__What to work on__
Please revise the data, starting at its first line and ending at the line containing "discs-line: يركب. bbox=[1064, 813, 1104, 831]", so that "milk-warning" becomes "milk-caution" and nothing else changes. Return only those lines.

__Extracted information__
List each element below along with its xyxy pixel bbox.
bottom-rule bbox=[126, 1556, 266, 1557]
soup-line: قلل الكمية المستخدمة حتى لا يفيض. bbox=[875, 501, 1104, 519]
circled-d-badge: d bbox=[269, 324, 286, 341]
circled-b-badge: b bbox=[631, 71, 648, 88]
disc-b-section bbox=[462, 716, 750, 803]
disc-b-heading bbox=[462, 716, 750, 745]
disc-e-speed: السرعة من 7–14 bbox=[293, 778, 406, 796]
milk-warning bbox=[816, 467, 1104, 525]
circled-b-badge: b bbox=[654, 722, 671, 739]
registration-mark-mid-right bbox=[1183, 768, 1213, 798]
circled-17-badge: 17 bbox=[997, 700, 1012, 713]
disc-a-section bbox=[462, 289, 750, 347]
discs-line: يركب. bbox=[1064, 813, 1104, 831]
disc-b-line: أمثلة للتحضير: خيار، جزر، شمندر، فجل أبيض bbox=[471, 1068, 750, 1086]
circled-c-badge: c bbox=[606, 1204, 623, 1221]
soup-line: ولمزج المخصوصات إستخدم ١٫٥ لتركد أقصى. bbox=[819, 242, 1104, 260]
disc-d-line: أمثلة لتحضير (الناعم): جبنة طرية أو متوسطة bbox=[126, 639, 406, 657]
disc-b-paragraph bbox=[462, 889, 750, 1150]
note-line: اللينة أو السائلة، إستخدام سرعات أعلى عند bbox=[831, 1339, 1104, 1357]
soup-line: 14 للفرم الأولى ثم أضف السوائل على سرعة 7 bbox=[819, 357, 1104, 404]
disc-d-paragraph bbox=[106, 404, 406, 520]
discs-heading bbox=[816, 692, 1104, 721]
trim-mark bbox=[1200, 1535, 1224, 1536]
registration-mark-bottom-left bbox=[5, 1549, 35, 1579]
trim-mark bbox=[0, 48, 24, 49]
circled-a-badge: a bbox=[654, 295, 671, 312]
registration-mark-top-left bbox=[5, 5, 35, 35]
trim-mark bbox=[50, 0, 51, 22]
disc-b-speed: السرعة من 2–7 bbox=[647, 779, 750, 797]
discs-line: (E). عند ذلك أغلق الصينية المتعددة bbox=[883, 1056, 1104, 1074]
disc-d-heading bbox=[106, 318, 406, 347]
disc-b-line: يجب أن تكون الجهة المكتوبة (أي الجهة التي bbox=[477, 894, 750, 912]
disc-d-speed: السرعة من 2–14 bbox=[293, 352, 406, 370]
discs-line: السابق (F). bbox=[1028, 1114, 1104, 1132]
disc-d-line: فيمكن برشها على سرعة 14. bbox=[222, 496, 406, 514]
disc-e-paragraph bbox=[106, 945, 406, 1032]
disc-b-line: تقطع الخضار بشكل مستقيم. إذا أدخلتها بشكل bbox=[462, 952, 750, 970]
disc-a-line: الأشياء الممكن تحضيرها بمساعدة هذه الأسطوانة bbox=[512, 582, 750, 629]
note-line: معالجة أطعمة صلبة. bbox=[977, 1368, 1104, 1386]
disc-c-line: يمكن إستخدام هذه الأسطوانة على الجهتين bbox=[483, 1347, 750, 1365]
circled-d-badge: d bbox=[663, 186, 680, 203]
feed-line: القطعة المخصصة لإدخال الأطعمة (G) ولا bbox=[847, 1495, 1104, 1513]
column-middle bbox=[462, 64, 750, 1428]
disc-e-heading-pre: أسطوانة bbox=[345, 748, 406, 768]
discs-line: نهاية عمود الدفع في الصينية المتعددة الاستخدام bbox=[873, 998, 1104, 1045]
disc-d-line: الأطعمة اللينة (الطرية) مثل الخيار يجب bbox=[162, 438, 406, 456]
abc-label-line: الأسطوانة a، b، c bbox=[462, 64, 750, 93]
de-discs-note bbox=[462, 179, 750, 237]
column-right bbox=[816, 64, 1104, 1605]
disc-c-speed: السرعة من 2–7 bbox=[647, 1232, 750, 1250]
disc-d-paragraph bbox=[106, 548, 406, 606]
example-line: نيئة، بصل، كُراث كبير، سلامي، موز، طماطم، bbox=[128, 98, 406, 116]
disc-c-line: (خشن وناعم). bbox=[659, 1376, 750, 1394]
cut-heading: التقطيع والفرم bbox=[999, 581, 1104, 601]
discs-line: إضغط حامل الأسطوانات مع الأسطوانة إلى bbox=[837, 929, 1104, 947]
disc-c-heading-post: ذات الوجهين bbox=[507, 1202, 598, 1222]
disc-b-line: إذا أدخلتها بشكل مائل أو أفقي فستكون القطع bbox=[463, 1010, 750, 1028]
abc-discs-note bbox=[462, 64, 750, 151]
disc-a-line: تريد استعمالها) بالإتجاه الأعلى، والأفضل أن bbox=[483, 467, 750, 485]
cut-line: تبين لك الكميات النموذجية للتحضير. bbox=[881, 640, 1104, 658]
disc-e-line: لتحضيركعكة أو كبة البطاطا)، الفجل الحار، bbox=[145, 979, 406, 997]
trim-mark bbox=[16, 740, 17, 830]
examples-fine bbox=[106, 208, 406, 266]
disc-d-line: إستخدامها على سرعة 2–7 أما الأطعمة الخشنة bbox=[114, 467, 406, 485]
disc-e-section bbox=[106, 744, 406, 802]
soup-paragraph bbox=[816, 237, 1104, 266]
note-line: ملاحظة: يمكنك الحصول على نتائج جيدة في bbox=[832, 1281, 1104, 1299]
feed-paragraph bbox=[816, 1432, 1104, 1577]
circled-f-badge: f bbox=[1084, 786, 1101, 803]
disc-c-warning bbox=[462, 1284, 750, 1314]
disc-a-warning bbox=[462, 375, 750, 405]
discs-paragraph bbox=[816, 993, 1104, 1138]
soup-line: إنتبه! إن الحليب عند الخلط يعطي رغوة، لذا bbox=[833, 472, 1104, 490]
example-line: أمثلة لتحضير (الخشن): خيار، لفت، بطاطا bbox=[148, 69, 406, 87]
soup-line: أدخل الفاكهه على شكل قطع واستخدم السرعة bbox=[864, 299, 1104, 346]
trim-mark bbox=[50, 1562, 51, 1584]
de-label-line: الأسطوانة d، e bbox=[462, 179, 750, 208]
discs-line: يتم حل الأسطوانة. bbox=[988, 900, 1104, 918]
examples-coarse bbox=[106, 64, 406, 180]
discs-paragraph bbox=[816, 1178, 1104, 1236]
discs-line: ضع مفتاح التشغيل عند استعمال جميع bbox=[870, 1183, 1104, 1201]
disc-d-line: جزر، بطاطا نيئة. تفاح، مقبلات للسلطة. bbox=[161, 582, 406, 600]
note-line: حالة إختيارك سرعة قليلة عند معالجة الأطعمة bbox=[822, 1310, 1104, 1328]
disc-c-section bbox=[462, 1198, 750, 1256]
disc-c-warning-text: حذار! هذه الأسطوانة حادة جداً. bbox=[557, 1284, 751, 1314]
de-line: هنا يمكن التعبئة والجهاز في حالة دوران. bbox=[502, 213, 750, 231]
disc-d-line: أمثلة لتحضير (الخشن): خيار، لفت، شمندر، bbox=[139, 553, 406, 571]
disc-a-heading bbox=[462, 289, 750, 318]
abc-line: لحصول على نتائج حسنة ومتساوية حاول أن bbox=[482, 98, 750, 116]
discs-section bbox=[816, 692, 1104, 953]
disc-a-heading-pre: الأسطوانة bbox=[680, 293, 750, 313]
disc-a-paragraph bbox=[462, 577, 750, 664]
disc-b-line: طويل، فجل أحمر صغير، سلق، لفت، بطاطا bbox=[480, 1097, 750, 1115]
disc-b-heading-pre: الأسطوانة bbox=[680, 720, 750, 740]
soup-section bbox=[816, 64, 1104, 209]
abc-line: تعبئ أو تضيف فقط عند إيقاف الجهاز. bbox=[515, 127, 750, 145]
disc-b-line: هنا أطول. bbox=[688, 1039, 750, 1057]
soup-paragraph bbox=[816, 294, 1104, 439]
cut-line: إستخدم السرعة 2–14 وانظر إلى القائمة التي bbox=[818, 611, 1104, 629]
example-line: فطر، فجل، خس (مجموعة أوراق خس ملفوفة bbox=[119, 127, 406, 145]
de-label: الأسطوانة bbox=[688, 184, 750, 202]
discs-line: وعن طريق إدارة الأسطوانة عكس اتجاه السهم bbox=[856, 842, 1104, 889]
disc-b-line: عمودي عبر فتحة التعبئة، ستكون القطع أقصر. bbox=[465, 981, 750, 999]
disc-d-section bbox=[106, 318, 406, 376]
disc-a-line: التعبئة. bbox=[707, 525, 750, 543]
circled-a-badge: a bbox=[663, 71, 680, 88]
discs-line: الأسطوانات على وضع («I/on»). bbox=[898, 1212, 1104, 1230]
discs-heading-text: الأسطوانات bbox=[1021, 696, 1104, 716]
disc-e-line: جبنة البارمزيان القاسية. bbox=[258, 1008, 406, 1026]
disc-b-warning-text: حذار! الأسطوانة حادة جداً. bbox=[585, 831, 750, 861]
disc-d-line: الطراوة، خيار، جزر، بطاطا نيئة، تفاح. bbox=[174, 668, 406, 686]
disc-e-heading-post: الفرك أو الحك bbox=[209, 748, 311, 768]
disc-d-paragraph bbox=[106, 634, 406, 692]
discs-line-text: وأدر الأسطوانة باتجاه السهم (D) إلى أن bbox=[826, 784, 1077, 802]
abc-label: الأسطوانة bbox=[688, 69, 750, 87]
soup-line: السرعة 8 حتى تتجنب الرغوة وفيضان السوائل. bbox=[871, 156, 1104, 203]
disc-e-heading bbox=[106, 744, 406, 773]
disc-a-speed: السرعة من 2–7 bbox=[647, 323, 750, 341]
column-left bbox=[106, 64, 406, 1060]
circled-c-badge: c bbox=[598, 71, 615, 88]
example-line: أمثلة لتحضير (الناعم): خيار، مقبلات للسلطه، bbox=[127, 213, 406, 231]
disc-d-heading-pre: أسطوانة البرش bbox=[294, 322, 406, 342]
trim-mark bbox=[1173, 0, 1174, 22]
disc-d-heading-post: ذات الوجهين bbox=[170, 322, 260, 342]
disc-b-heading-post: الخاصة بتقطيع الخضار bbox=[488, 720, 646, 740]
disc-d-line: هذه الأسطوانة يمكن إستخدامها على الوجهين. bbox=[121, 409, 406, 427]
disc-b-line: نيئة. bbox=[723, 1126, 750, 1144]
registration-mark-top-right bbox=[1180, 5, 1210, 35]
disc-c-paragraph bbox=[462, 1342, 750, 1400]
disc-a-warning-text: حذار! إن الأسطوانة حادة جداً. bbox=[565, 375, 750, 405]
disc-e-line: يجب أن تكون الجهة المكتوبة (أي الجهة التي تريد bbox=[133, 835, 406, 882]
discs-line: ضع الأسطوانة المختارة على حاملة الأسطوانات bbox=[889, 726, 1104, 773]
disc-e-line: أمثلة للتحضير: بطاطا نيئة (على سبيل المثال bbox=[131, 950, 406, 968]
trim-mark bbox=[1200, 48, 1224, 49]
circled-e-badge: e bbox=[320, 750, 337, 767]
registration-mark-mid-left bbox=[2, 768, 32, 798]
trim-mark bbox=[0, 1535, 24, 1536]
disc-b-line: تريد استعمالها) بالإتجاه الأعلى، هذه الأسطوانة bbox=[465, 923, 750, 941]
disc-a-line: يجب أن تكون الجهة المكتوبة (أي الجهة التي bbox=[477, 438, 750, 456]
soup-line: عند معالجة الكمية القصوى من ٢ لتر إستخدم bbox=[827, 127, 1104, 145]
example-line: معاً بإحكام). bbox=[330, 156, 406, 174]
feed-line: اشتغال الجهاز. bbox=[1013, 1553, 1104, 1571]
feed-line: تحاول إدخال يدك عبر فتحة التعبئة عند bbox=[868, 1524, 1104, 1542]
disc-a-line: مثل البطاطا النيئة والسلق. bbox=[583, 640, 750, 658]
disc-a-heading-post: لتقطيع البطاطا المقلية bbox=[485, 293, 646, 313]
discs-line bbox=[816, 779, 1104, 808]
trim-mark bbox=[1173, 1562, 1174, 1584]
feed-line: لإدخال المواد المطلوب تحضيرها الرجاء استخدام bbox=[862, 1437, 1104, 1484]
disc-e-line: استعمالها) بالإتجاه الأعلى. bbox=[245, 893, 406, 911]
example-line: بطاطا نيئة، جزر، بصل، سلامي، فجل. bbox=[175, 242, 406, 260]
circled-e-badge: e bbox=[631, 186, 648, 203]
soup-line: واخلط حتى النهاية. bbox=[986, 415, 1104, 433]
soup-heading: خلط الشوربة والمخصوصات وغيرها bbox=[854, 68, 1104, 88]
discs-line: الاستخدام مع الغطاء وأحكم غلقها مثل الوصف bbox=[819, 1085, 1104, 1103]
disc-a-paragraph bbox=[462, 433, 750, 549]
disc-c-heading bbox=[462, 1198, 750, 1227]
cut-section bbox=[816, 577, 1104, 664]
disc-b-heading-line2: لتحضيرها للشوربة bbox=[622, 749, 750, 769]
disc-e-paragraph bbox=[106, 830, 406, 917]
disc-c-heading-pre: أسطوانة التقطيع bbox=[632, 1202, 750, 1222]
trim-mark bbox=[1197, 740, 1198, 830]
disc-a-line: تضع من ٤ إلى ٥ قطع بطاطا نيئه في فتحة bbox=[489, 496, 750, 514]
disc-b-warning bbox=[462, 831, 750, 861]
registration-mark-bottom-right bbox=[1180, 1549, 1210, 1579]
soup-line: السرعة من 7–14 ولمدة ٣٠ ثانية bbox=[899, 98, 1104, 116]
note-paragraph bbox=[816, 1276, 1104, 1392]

__Response for this exercise__
List each element below along with its xyxy pixel bbox.
bottom-rule bbox=[126, 1556, 266, 1557]
soup-line: قلل الكمية المستخدمة حتى لا يفيض. bbox=[875, 501, 1104, 519]
circled-d-badge: d bbox=[269, 324, 286, 341]
circled-b-badge: b bbox=[631, 71, 648, 88]
disc-b-section bbox=[462, 716, 750, 803]
disc-b-heading bbox=[462, 716, 750, 745]
disc-e-speed: السرعة من 7–14 bbox=[293, 778, 406, 796]
milk-caution bbox=[816, 467, 1104, 525]
circled-b-badge: b bbox=[654, 722, 671, 739]
registration-mark-mid-right bbox=[1183, 768, 1213, 798]
circled-17-badge: 17 bbox=[997, 700, 1012, 713]
disc-a-section bbox=[462, 289, 750, 347]
discs-line: يركب. bbox=[1064, 813, 1104, 831]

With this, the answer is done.